**Task requirements**
Convert the lines of the material from the line containing "erp-electrode-note: Electrode Cz" up to and including the line containing "slide: 华中科技大学 同济医学院法医学系" into a JSON list of strings. Use one string per line and skip any blank lines.

**Layout annotation records**

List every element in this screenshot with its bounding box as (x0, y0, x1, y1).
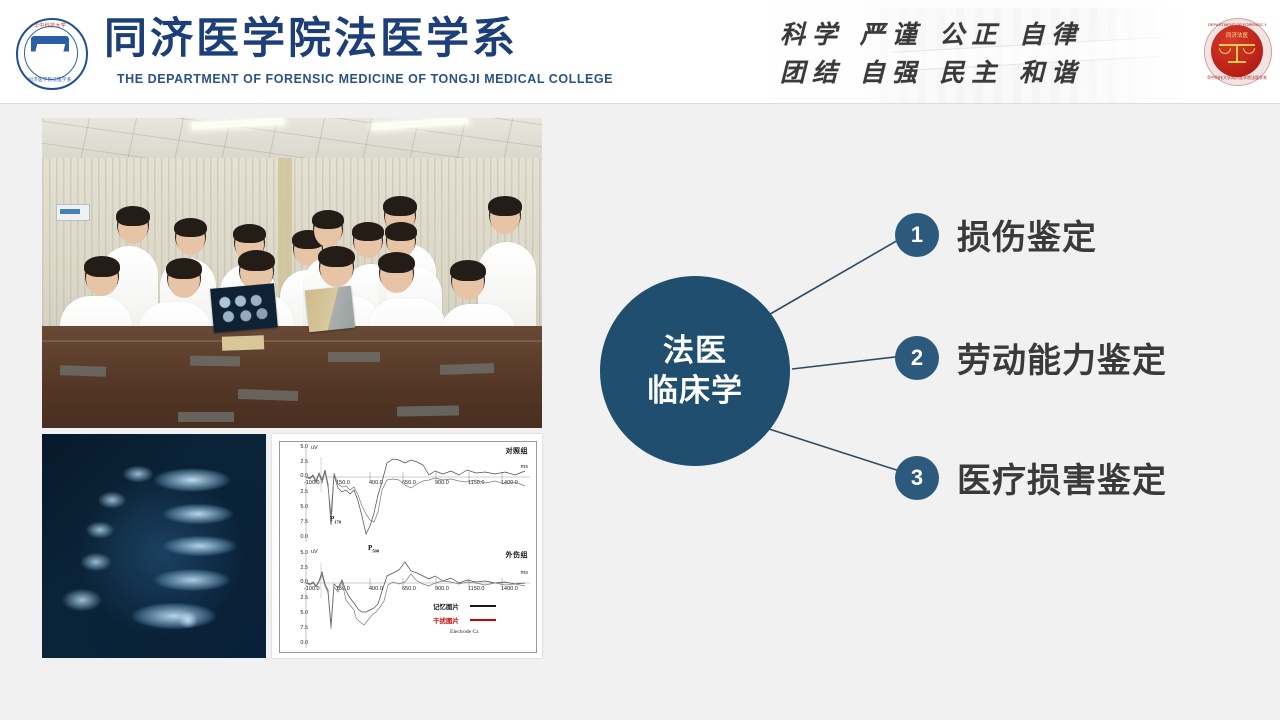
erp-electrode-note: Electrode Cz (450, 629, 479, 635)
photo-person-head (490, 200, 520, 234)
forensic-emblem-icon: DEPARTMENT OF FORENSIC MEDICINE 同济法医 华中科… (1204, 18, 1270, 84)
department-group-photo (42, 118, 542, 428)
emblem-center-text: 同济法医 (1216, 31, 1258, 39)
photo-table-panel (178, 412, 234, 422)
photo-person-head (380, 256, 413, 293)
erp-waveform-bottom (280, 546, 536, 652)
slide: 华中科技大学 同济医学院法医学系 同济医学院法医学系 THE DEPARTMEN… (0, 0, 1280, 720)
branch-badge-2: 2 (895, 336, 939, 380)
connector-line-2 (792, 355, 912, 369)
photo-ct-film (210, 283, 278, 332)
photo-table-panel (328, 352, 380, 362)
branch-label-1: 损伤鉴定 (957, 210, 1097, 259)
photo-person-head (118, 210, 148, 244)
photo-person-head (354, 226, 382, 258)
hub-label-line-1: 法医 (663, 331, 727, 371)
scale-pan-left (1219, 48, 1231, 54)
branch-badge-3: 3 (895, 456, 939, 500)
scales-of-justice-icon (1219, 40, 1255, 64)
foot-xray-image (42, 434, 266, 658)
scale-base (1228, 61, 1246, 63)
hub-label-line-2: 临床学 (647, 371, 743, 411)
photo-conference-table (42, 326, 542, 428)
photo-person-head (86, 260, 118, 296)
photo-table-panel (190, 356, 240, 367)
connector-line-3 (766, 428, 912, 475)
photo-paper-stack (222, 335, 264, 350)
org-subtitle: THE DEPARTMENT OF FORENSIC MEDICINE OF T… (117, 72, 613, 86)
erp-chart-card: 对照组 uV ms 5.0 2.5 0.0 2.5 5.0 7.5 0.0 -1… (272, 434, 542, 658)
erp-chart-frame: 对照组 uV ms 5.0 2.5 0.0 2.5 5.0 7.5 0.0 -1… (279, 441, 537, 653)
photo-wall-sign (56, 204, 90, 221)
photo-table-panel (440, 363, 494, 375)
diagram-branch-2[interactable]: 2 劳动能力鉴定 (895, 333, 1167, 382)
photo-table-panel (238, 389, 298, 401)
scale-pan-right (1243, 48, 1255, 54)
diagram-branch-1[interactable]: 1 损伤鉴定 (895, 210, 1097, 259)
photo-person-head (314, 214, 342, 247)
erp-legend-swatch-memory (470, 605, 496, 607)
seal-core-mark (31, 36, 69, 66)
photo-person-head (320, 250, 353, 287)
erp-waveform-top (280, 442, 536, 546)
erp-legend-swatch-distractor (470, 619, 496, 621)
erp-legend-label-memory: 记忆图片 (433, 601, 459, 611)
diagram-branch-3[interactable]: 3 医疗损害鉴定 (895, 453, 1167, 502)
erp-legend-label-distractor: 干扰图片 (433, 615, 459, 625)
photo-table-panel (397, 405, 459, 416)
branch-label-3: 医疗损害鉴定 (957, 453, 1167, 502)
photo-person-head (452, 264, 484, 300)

**Task answer**
[
  "erp-electrode-note: Electrode Cz (450, 629, 479, 635)",
  "photo-person-head (490, 200, 520, 234)",
  "forensic-emblem-icon: DEPARTMENT OF FORENSIC MEDICINE 同济法医 华中科… (1204, 18, 1270, 84)",
  "department-group-photo (42, 118, 542, 428)",
  "emblem-center-text: 同济法医 (1216, 31, 1258, 39)",
  "photo-table-panel (178, 412, 234, 422)",
  "photo-person-head (380, 256, 413, 293)",
  "erp-waveform-bottom (280, 546, 536, 652)",
  "slide: 华中科技大学 同济医学院法医学系 同济医学院法医学系 THE DEPARTMEN… (0, 0, 1280, 720)"
]